Direction
Look below and pull out each line with the word "aged".

Collected data entries
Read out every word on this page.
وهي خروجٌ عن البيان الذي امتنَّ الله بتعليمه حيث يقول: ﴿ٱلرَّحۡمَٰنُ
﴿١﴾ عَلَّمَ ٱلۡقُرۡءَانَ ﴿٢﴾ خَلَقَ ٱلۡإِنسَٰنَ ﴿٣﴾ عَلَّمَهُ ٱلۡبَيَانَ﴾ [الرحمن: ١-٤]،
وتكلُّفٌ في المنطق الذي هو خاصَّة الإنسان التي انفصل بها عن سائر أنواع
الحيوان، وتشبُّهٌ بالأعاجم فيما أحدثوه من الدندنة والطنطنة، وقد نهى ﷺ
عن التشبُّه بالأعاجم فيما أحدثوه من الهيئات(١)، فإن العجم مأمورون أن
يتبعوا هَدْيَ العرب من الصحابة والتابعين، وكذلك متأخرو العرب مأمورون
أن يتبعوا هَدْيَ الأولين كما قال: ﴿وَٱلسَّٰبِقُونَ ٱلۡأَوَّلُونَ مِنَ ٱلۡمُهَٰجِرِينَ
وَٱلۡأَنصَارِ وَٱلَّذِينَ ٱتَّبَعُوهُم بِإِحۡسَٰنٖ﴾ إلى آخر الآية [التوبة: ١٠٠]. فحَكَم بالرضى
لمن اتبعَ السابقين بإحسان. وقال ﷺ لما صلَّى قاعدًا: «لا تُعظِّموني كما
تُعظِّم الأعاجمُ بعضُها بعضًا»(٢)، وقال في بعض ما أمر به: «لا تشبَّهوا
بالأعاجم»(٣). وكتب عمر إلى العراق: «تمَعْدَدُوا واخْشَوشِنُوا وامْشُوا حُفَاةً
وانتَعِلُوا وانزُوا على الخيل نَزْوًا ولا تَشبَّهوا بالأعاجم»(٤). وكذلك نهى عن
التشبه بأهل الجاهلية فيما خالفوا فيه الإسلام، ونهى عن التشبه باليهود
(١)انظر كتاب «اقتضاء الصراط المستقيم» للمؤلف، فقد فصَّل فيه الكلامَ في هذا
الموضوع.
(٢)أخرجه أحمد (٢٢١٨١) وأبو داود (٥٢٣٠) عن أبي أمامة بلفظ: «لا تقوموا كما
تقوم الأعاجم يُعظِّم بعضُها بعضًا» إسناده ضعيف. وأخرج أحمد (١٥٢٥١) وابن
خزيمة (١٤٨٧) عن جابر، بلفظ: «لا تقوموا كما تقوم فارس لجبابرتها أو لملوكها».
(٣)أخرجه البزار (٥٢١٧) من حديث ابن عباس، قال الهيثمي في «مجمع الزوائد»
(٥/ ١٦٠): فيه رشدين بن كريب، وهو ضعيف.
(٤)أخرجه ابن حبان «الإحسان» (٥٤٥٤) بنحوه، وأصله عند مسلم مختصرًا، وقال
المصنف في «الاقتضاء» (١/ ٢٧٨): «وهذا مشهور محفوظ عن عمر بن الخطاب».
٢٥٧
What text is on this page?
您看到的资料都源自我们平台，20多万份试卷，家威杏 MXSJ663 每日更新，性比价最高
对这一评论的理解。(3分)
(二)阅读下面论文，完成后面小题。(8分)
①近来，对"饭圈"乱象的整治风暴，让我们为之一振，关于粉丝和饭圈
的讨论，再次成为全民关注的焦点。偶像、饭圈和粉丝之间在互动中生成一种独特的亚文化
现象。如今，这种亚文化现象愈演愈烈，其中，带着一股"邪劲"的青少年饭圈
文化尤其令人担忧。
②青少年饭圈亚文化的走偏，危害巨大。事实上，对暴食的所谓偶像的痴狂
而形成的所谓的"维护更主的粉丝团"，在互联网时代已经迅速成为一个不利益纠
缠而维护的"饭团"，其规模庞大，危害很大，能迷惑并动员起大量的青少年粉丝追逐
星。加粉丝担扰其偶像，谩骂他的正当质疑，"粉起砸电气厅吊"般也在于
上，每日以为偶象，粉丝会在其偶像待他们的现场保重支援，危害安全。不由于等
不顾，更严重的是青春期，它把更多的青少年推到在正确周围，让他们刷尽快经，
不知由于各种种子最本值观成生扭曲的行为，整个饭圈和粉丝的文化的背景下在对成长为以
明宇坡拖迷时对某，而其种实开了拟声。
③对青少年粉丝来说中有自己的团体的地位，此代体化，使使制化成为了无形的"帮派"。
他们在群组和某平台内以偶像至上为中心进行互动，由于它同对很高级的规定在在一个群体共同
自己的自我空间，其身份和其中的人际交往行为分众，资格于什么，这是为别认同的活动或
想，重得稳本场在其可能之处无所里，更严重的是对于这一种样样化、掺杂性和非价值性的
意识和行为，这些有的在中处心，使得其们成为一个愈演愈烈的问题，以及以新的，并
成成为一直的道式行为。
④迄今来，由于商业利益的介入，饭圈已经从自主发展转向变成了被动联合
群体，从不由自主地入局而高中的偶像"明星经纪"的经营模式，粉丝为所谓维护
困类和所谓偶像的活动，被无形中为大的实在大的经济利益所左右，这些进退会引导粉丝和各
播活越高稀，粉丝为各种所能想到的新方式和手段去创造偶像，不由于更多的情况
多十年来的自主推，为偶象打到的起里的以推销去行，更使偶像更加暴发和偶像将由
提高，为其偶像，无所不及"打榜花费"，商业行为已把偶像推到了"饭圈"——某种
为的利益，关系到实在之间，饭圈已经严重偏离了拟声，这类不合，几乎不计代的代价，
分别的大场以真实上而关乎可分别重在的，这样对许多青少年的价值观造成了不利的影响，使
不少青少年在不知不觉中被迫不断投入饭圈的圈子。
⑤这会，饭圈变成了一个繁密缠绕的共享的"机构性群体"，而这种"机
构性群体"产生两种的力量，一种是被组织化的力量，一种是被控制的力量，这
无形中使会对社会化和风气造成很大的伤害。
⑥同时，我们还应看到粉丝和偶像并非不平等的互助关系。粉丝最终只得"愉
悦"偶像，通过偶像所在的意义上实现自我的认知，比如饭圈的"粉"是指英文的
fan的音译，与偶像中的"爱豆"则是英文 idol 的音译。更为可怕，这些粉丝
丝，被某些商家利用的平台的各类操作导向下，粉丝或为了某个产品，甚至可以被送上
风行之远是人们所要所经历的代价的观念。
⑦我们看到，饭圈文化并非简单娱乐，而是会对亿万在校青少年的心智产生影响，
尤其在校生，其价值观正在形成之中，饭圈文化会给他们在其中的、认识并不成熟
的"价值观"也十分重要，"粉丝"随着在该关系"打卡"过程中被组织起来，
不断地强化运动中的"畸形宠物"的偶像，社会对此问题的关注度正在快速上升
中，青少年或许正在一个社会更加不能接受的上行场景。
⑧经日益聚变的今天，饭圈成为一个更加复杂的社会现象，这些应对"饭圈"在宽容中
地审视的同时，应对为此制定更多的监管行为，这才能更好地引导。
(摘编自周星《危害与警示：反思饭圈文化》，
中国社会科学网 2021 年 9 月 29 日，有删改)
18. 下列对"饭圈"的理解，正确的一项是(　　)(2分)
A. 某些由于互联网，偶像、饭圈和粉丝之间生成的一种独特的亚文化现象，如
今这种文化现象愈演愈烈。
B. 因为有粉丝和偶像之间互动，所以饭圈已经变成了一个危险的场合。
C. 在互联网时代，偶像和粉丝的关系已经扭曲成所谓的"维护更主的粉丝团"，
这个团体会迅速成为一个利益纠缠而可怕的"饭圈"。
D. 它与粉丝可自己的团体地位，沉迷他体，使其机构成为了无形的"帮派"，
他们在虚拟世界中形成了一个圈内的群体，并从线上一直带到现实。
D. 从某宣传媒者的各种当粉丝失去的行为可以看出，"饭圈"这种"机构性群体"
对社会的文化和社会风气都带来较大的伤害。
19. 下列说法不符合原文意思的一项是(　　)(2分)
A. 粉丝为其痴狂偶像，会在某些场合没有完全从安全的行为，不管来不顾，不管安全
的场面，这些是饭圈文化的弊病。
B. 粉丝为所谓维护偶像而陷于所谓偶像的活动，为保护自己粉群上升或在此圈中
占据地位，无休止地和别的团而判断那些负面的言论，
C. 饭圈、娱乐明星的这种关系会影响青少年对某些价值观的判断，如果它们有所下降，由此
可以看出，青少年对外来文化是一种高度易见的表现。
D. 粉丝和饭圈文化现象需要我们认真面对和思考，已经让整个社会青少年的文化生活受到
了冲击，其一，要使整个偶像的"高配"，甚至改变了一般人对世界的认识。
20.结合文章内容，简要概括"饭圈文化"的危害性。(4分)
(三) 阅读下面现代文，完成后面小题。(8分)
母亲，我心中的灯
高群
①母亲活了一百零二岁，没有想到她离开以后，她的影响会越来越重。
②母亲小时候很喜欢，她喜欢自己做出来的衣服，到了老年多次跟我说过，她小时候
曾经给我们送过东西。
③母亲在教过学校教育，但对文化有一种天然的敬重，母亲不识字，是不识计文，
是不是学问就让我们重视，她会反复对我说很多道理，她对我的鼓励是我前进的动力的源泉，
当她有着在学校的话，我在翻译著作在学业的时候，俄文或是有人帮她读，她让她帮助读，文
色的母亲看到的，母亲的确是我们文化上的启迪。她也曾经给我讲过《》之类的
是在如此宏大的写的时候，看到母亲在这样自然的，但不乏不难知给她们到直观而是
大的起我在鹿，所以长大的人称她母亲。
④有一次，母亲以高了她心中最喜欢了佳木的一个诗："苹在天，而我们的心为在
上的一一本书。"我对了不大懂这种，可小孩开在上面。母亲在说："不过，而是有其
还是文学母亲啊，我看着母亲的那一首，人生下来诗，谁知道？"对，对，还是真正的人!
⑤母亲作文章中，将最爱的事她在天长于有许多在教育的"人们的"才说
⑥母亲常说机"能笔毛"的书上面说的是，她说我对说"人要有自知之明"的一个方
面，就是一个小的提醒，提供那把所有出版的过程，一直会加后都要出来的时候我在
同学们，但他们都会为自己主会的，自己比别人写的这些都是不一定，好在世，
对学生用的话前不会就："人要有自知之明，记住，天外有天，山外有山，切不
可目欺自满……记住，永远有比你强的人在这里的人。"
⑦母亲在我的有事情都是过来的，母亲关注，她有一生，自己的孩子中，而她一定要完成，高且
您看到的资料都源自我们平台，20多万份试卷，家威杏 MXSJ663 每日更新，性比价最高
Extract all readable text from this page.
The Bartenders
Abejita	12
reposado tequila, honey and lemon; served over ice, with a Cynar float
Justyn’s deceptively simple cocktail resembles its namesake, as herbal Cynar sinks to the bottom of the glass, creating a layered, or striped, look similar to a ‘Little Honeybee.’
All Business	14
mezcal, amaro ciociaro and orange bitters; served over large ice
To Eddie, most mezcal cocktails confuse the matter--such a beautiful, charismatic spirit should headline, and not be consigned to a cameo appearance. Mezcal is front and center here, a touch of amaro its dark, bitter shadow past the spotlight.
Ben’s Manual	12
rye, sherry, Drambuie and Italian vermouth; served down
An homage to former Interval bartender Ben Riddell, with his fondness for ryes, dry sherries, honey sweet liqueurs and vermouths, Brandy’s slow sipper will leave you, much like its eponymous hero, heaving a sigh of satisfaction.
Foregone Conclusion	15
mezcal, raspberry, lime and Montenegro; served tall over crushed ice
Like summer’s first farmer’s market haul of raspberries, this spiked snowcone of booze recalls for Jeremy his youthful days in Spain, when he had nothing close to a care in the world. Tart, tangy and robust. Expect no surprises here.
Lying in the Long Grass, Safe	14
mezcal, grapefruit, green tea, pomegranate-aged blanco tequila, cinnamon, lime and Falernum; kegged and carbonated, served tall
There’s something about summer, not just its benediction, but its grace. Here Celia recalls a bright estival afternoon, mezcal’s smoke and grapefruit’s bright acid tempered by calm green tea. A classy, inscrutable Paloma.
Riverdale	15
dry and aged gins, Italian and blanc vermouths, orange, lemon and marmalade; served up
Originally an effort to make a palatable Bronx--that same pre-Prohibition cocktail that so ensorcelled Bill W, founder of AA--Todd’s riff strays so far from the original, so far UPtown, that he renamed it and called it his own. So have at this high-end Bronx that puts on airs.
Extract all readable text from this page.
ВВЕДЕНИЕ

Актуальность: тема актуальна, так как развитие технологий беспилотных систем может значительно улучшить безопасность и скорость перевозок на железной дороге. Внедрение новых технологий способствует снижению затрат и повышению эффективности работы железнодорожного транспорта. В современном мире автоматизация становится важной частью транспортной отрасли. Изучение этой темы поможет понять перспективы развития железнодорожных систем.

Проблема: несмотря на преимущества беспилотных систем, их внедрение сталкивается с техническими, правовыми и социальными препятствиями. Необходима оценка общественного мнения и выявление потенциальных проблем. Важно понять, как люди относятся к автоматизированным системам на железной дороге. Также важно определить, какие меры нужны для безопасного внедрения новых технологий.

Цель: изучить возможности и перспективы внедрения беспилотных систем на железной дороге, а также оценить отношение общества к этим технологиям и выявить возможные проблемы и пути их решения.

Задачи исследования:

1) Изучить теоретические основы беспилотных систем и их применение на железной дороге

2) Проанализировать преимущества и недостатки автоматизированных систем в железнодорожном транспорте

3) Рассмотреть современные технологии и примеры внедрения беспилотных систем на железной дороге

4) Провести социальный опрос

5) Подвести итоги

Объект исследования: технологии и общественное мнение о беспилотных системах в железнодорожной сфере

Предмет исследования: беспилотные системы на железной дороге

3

Answer to this task
mezcal, grapefruit, green tea, pomegranate-aged blanco tequila, cinnamon, lime and Falernum; kegged and carbonated, served tall
dry and aged gins, Italian and blanc vermouths, orange, lemon and marmalade; served up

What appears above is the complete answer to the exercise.